* Aim *
Report how many lines in the records below contain the word "this". Give only the number.

* Data excerpts *
= = =

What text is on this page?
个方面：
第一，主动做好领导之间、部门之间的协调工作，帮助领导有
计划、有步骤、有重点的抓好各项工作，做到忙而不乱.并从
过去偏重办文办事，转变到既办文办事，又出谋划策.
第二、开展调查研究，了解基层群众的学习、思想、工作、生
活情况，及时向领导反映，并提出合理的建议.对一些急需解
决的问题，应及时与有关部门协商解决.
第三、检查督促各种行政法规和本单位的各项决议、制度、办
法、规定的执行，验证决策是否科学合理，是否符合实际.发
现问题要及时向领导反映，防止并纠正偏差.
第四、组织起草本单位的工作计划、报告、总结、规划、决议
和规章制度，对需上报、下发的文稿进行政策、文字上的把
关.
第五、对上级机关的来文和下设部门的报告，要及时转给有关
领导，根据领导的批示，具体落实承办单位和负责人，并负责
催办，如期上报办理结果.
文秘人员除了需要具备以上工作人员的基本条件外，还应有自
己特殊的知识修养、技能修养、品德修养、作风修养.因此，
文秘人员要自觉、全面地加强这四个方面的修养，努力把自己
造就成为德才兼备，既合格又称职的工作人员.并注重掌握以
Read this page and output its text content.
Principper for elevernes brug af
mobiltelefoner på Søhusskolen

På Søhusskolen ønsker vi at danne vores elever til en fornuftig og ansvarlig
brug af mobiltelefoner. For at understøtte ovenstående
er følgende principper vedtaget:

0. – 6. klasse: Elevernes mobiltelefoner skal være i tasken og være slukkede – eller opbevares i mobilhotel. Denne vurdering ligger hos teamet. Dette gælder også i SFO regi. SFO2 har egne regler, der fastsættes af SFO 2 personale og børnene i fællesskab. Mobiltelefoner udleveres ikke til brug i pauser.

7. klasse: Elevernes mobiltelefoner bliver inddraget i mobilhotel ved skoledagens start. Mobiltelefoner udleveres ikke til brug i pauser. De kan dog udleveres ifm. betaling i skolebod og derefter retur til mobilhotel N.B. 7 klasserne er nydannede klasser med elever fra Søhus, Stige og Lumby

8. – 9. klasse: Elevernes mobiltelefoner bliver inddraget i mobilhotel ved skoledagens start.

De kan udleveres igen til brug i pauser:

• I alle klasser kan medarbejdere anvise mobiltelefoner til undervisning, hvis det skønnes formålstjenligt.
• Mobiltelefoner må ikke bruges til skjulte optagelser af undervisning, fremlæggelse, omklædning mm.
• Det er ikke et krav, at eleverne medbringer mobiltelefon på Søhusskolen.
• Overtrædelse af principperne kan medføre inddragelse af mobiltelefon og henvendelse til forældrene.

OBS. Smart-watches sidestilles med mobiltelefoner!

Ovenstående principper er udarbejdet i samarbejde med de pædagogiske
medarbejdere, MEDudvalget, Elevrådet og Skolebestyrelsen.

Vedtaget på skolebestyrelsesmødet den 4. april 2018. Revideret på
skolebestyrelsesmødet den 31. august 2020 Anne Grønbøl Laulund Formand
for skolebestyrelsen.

= = =

* Response *
2